▶ _WHAT IS BEING ASKED_
Restate every entry word for word.

▶ _PROVIDED DATA_
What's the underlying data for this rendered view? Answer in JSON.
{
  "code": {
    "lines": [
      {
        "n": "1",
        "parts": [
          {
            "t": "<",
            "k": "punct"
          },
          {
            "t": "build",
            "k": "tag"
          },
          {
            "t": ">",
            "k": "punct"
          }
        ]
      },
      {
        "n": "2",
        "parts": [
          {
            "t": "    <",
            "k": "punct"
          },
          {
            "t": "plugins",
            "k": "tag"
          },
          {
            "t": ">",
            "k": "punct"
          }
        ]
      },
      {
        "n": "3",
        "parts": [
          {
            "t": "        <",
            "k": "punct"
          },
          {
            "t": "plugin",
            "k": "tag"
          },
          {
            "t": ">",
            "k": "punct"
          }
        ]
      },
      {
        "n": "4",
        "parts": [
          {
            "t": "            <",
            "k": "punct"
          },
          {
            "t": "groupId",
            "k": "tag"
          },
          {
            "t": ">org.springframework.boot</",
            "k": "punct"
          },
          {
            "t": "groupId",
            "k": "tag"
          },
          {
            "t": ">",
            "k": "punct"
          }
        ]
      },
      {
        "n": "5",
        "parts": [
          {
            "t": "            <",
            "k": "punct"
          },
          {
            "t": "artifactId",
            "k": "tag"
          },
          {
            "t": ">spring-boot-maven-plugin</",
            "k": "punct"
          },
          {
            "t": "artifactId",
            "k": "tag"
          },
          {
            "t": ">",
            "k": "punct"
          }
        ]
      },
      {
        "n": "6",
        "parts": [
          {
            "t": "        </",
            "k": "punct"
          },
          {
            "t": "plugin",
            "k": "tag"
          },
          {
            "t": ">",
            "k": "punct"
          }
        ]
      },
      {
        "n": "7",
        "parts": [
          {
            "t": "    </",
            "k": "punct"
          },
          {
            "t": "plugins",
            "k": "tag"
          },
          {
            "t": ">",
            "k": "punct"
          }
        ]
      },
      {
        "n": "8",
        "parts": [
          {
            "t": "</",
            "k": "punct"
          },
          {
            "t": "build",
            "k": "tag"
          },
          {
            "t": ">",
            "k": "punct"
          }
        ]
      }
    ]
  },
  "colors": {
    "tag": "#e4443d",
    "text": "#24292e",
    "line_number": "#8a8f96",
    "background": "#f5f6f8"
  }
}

▶ _SOLVED EXERCISE_
What's the underlying data for this rendered view? Answer in JSON.
{
  "code": {
    "lines": [
      {
        "n": "1",
        "parts": [
          {
            "t": "<",
            "k": "punct"
          },
          {
            "t": "build",
            "k": "tag"
          },
          {
            "t": ">",
            "k": "punct"
          }
        ]
      },
      {
        "n": "2",
        "parts": [
          {
            "t": "    <",
            "k": "punct"
          },
          {
            "t": "plugins",
            "k": "tag"
          },
          {
            "t": ">",
            "k": "punct"
          }
        ]
      },
      {
        "n": "3",
        "parts": [
          {
            "t": "        <",
            "k": "punct"
          },
          {
            "t": "plugin",
            "k": "tag"
          },
          {
            "t": ">",
            "k": "punct"
          }
        ]
      },
      {
        "n": "4",
        "parts": [
          {
            "t": "            <",
            "k": "punct"
          },
          {
            "t": "groupId",
            "k": "tag"
          },
          {
            "t": ">org.springframework.boot</",
            "k": "punct"
          },
          {
            "t": "groupId",
            "k": "tag"
          },
          {
            "t": ">",
            "k": "punct"
          }
        ]
      },
      {
        "n": "5",
        "parts": [
          {
            "t": "            <",
            "k": "punct"
          },
          {
            "t": "artifactId",
            "k": "tag"
          },
          {
            "t": ">spring-boot-maven-plugin</",
            "k": "punct"
          },
          {
            "t": "artifactId",
            "k": "tag"
          },
          {
            "t": ">",
            "k": "punct"
          }
        ]
      },
      {
        "n": "6",
        "parts": [
          {
            "t": "        </",
            "k": "punct"
          },
          {
            "t": "plugin",
            "k": "tag"
          },
          {
            "t": ">",
            "k": "punct"
          }
        ]
      },
      {
        "n": "7",
        "parts": [
          {
            "t": "    </",
            "k": "punct"
          },
          {
            "t": "plugins",
            "k": "tag"
          },
          {
            "t": ">",
            "k": "punct"
          }
        ]
      },
      {
        "n": "8",
        "parts": [
          {
            "t": "</",
            "k": "punct"
          },
          {
            "t": "build",
            "k": "tag"
          },
          {
            "t": ">",
            "k": "punct"
          }
        ]
      }
    ]
  },
  "colors": {
    "tag": "#e4443d",
    "text": "#24292e",
    "line_number": "#8a8f96",
    "background": "#f5f6f8"
  }
}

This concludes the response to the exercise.